## TASK REQUIREMENTS
Scan the data below and report how many lines include the word "heart". Nothing else is wanted.

## Part of a data file
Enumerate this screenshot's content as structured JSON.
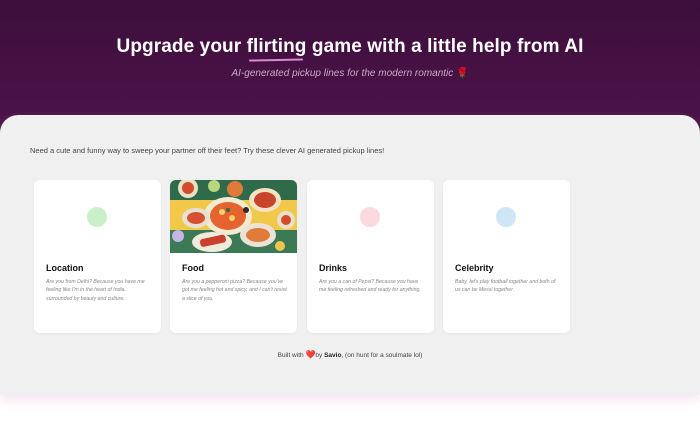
{
  "hero": {
    "title_before": "Upgrade your ",
    "title_highlight": "flirting",
    "title_after": " game with a little help from AI",
    "subtitle": "AI-generated pickup lines for the modern romantic",
    "subtitle_emoji": "🌹"
  },
  "intro": "Need a cute and funny way to sweep your partner off their feet? Try these clever AI generated pickup lines!",
  "cards": [
    {
      "title": "Location",
      "description": "Are you from Delhi? Because you have me feeling like I'm in the heart of India, surrounded by beauty and culture.",
      "dot_color": "#c9f0c9"
    },
    {
      "title": "Food",
      "description": "Are you a pepperoni pizza? Because you've got me feeling hot and spicy, and I can't resist a slice of you.",
      "image": "food-illustration"
    },
    {
      "title": "Drinks",
      "description": "Are you a can of Pepsi? Because you have me feeling refreshed and ready for anything.",
      "dot_color": "#fbd9de"
    },
    {
      "title": "Celebrity",
      "description": "Baby, let's play football together and both of us can be Messi together.",
      "dot_color": "#cfe6f7"
    }
  ],
  "footer": {
    "built_with": "Built with",
    "heart": "❤️",
    "by": "by",
    "author": "Savio",
    "tail": ", (on hunt for a soulmate lol)"
  }
}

## TASK SOLUTION
2